*What to produce:* Collect every line that includes the string "best".
--- start Material provided ---
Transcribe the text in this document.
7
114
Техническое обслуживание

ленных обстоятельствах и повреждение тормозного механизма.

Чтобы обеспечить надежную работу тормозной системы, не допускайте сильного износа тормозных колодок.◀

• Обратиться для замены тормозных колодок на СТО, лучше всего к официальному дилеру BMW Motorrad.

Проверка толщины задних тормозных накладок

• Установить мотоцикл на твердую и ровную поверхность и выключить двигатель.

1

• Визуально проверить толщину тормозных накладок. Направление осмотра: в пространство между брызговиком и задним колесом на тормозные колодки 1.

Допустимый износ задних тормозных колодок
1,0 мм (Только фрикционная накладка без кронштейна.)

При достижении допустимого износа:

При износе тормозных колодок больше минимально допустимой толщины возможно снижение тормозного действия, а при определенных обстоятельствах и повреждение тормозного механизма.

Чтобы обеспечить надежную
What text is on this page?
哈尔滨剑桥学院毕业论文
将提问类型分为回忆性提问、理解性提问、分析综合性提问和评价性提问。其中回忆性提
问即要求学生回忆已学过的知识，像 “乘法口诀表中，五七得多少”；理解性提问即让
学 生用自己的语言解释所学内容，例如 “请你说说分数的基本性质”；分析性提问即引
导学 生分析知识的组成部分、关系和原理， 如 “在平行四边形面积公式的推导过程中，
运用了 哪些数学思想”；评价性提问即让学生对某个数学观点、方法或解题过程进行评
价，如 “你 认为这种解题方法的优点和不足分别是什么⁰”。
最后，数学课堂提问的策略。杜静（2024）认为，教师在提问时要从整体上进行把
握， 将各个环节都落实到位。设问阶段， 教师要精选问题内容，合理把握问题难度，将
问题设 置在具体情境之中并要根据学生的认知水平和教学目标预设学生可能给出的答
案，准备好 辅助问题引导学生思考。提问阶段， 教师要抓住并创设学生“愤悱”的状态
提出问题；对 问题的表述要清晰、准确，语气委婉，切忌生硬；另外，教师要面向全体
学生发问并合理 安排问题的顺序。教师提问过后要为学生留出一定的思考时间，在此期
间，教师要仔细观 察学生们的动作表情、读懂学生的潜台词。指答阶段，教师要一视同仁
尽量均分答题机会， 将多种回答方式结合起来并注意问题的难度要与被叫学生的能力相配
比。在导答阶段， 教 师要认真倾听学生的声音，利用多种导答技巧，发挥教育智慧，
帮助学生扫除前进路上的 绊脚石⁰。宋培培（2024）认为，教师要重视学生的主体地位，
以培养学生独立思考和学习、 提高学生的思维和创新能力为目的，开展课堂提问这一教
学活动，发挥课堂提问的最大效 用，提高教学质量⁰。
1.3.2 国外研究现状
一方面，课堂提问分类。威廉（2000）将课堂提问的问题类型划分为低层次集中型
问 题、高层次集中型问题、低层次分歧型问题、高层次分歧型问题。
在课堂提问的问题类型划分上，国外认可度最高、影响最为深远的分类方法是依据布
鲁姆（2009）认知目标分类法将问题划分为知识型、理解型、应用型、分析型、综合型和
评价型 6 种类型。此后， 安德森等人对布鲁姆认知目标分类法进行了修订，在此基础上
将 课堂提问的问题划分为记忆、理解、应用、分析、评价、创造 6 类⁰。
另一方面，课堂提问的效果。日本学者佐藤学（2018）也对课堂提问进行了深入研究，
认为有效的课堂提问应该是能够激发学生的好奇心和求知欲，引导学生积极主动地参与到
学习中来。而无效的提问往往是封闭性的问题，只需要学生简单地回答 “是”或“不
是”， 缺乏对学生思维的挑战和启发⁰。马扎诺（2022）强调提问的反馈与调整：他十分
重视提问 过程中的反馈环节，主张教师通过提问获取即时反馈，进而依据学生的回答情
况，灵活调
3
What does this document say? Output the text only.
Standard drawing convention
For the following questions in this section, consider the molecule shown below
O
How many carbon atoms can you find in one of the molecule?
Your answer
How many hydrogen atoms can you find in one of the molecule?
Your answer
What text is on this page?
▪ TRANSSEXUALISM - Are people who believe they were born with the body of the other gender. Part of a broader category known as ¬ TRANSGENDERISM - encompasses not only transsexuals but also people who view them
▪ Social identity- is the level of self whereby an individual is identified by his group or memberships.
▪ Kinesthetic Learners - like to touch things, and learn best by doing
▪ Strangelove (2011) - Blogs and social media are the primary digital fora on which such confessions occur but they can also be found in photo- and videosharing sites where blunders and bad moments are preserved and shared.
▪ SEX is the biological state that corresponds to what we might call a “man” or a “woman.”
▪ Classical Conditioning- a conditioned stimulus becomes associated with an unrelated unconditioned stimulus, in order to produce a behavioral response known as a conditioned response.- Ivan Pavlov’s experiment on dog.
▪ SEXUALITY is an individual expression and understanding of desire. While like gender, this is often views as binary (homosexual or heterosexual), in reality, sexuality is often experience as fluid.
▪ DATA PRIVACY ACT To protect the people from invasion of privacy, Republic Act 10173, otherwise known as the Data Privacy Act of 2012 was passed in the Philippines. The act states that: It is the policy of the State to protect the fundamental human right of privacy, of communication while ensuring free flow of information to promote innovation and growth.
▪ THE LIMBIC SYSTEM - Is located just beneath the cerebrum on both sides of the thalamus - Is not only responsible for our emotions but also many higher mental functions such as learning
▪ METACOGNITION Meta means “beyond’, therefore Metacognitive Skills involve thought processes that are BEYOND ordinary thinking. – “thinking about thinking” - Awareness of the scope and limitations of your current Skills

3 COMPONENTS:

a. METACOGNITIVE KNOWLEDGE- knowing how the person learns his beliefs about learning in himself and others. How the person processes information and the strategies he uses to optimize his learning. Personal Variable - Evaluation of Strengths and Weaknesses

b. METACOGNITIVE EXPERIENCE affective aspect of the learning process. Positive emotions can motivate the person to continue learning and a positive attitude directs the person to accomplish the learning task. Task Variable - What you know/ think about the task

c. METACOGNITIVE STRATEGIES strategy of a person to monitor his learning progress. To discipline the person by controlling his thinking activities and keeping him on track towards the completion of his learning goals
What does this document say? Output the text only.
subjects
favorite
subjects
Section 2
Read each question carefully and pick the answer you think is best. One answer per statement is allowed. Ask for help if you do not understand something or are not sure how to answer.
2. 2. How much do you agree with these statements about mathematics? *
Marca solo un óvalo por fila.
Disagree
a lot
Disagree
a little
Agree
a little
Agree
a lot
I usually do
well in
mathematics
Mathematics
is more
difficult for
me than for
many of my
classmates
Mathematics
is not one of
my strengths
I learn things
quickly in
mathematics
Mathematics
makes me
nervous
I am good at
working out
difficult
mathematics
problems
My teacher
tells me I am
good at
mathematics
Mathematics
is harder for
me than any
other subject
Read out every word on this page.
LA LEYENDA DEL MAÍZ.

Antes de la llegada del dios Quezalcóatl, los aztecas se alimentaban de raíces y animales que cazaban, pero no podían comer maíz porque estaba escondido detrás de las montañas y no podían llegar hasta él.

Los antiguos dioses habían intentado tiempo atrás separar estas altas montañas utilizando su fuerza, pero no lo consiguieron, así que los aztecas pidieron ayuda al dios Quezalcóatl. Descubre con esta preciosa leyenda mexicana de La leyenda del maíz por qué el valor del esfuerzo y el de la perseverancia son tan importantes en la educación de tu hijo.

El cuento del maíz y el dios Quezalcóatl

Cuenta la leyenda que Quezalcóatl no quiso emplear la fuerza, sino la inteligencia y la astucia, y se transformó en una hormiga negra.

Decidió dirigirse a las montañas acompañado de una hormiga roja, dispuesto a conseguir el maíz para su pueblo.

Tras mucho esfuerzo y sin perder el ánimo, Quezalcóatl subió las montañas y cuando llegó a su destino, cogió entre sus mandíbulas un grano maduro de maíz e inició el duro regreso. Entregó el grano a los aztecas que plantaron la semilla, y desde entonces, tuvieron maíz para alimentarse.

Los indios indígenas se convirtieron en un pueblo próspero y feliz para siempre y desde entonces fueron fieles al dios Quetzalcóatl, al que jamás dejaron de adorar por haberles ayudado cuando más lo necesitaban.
--- end Material provided ---
*Task response:*
▪ Kinesthetic Learners - like to touch things, and learn best by doing
Read each question carefully and pick the answer you think is best. One answer per statement is allowed. Ask for help if you do not understand something or are not sure how to answer.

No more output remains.